Start of Data lines

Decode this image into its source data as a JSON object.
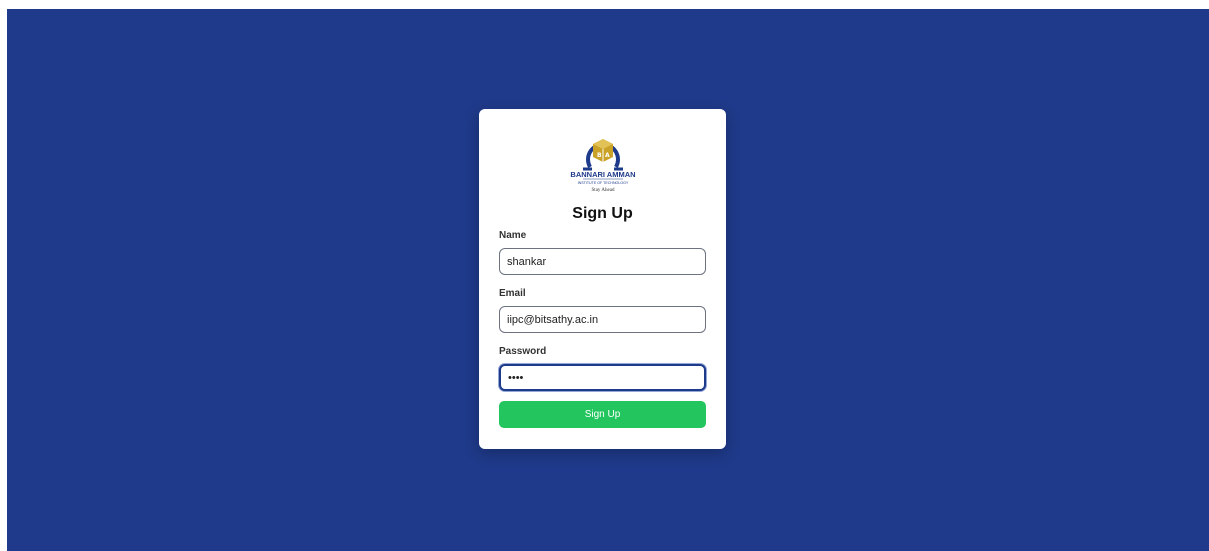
{
  "logo": {
    "name_line": "BANNARI AMMAN",
    "sub_line": "INSTITUTE OF TECHNOLOGY",
    "tagline": "Stay Ahead",
    "colors": {
      "blue": "#1e3a8a",
      "gold": "#c9a227"
    }
  },
  "form": {
    "title": "Sign Up",
    "name_label": "Name",
    "name_value": "shankar",
    "email_label": "Email",
    "email_value": "iipc@bitsathy.ac.in",
    "password_label": "Password",
    "password_value": "1234",
    "submit_label": "Sign Up"
  },
  "colors": {
    "background": "#1f3a8a",
    "card": "#ffffff",
    "button": "#22c55e"
  }
}
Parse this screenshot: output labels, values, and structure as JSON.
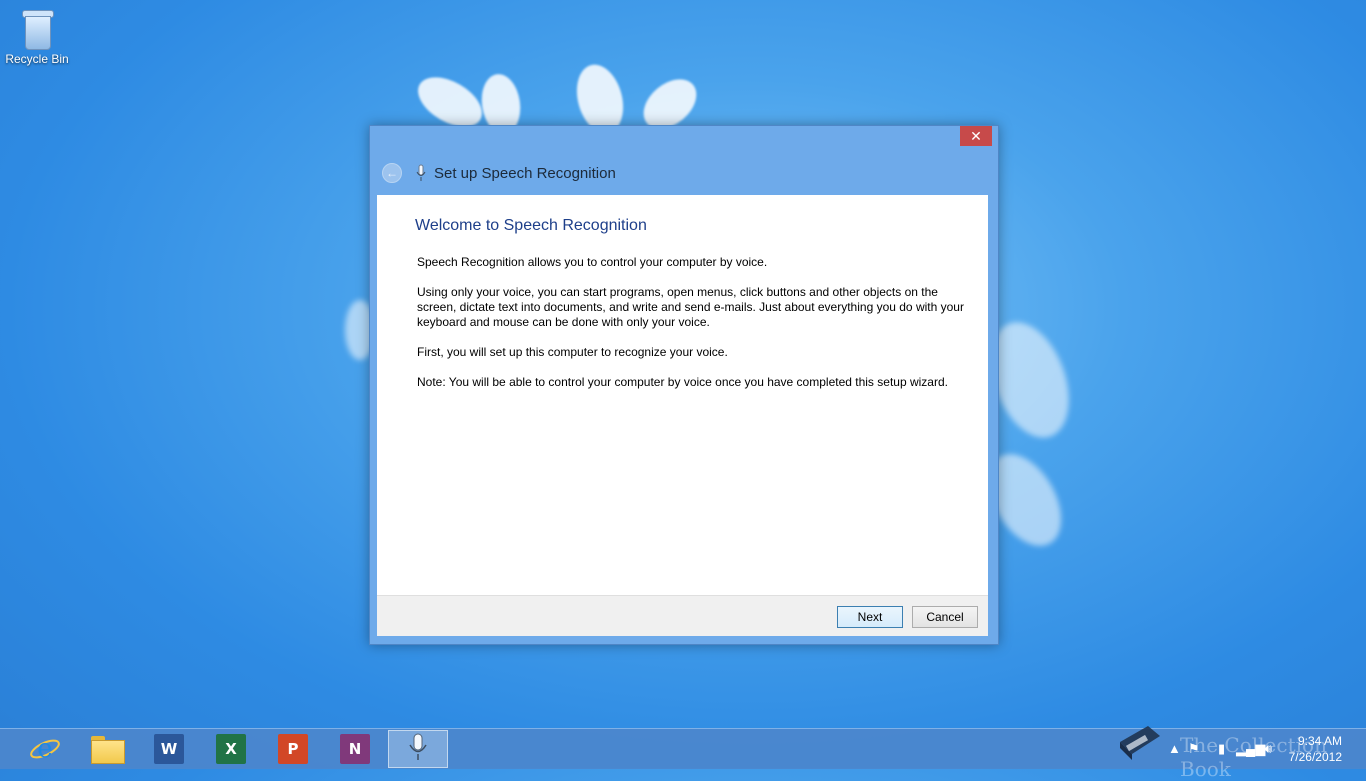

End of Data lines

**Your objective**: Can you repeat every record above exactly, apart from the pictures?

**Task output**:
Decode this image into its source data as a JSON object.
{
  "logo": {
    "name_line": "BANNARI AMMAN",
    "sub_line": "INSTITUTE OF TECHNOLOGY",
    "tagline": "Stay Ahead",
    "colors": {
      "blue": "#1e3a8a",
      "gold": "#c9a227"
    }
  },
  "form": {
    "title": "Sign Up",
    "name_label": "Name",
    "name_value": "shankar",
    "email_label": "Email",
    "email_value": "iipc@bitsathy.ac.in",
    "password_label": "Password",
    "password_value": "1234",
    "submit_label": "Sign Up"
  },
  "colors": {
    "background": "#1f3a8a",
    "card": "#ffffff",
    "button": "#22c55e"
  }
}
Parse this screenshot: output labels, values, and structure as JSON.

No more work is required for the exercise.